*Input records:*
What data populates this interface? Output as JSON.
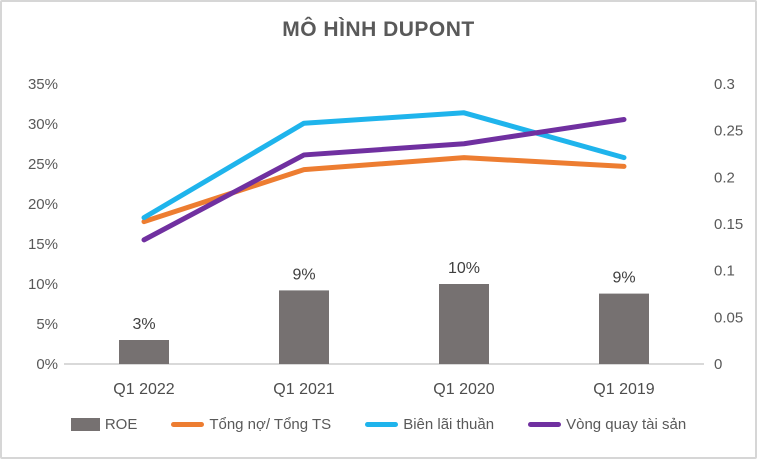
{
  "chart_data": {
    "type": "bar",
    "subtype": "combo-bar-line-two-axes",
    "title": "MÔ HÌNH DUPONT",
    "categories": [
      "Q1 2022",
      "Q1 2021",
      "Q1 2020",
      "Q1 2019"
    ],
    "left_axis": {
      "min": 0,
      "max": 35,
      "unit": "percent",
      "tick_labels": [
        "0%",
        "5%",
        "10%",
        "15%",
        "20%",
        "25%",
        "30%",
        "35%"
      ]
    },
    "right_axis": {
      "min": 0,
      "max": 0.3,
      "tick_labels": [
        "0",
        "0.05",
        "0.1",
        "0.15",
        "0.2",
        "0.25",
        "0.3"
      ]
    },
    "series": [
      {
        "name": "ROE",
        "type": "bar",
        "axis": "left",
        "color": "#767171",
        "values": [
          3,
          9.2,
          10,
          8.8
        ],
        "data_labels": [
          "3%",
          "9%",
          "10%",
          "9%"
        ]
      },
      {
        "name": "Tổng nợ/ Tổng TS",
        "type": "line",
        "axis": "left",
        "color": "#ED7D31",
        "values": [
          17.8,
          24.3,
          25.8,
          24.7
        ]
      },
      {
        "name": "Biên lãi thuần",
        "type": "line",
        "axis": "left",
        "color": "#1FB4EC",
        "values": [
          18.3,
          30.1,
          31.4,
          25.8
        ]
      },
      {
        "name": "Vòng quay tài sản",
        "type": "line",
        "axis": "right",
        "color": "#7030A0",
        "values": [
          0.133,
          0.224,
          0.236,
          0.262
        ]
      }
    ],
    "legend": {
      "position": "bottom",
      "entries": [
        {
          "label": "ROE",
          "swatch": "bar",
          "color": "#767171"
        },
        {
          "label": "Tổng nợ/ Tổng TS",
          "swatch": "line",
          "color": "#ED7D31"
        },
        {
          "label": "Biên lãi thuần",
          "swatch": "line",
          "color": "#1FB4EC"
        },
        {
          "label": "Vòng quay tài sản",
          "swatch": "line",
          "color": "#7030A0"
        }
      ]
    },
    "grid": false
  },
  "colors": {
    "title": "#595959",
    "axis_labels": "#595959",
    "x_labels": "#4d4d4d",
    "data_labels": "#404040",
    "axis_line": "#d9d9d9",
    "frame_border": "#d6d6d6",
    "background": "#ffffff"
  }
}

==

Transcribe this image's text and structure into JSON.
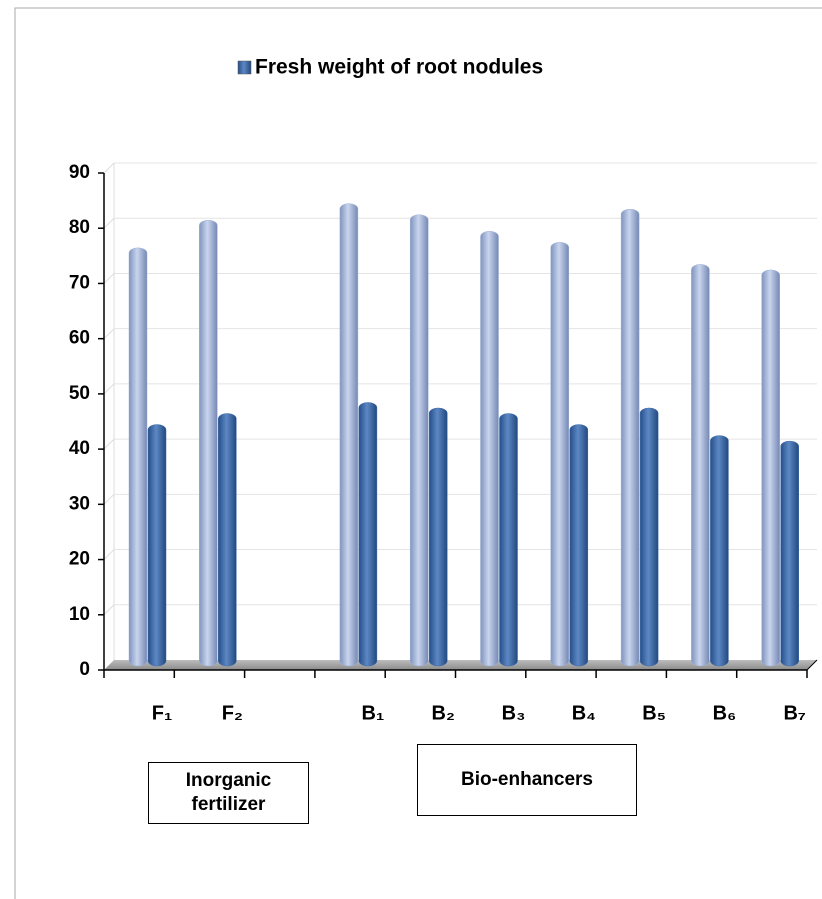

--

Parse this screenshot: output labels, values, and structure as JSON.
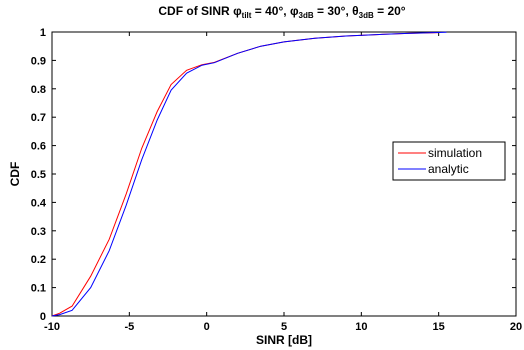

*Instructions to follow:* Find every line that has "structure" in it, then return those lines.

*Exercise output:*
Transcribe this image's text and structure into JSON.
Parse this screenshot: output labels, values, and structure as JSON.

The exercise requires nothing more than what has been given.